◆ DOCUMENT EXTRACT ◆
Simple "=" is used for immediate assignment of values; entering "x=2" means that "x" will be interpreted as having the value of 2 from now on. (The Mathematica jargon for this assignment of values is the "Set" command.)

Delayed assignment of values

The expression ":=" is used for delayed assignment, where the rule on the right side is associated with the left side, as opposed to the current value of the right side being associated with the left. For instance the commands

x=1
y = 3*x
x=2
z=y
give z the value 3 (changing x after y was defined has no effect on y). On the other hand, the commands
x=1
y := 3*x
x=2
z=y
give z the value 6. (In Mathematica, ":=" is called the " SetDelayed " command.)

◆ REQUIREMENT 1 ◆
In the Mathematica assignment extract, explain why the first sequence of commands gives z the value 3.
◆ REQUIREMENT 2 ◆
Go on with the Mathematica assignment extract, beginning after its final sentence.

◆ DATASET SECTION ◆
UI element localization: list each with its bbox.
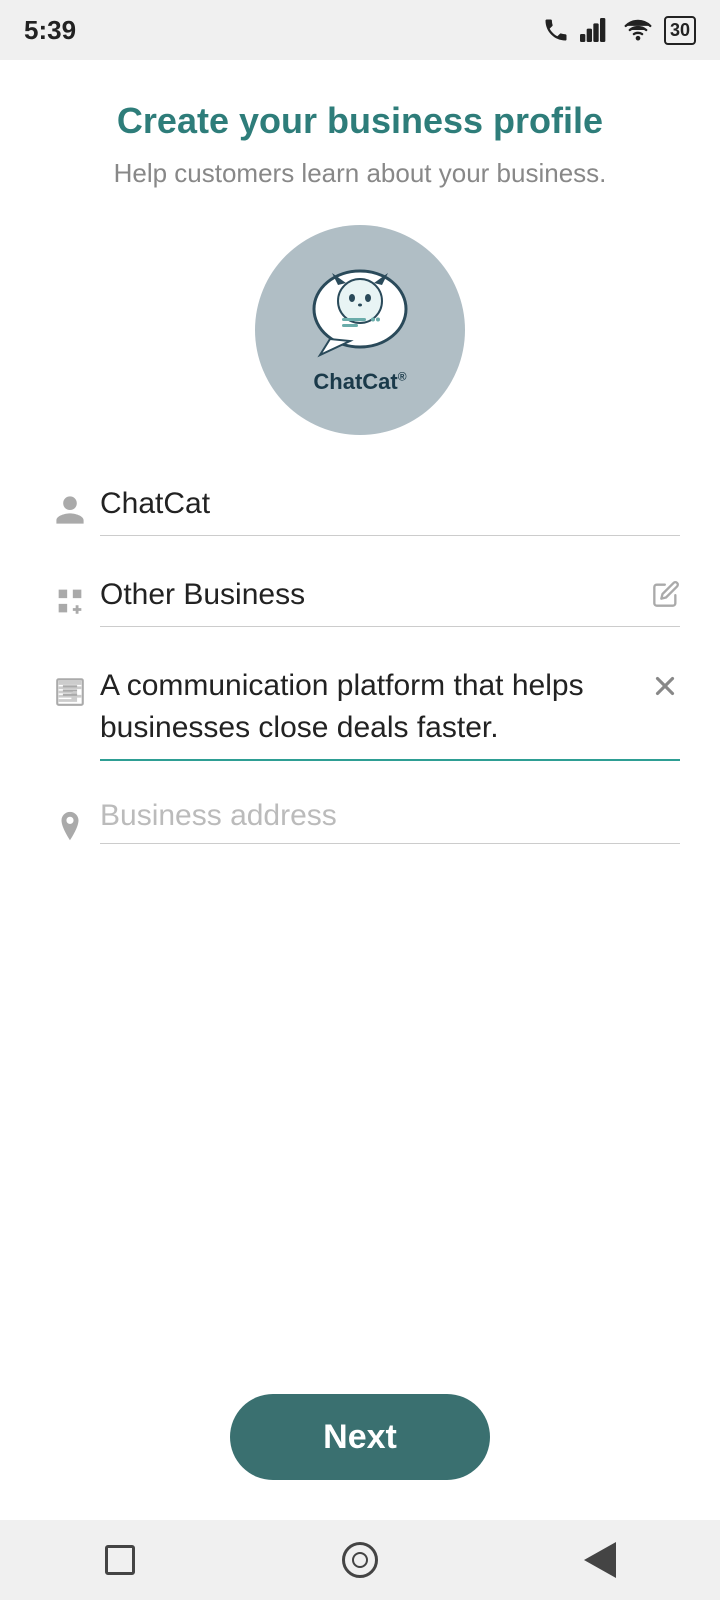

◆ REPLY 1 ◆
Simple "=" performs immediate assignment, so y is assigned the current value of 3*x when it is defined, which is 3 because x is 1 at that point. Changing x to 2 afterward has no effect on y, so z=y gives z the value 3.

◆ REPLY 2 ◆
Checking for equality

The expression "==" is used to check equality of the terms on the left and the right; when evaluated, it returns "True" or "False" . "==" is called the "Equal" command. For instance " 1+1==2" returns True. (There is a stronger version of "==", namely "===", which will not return True if there is any doubt whatsoever that the two terms evaluate to exactly the same thing. For instance "1 === 1.0" returns False, because the left side is the integer 1 and the right side is the floating point number 1.0; it is possible that the 1.0 had been obtained through a calculation involving some rounding errors and so it should not be viewed as being identical to the whole number 1.)

Solving equations

The "==" symbol is also used in setting up equations to be solved through the Solve command. For example,
Solve[x^2 + x == 2, x] returns { {x -> -2}, {x -> 1}}, which is the list of values of x that give the same values to both of the equation. (In the Solve command, the x after the comma is telling mathematica that we want to solve for values of x.)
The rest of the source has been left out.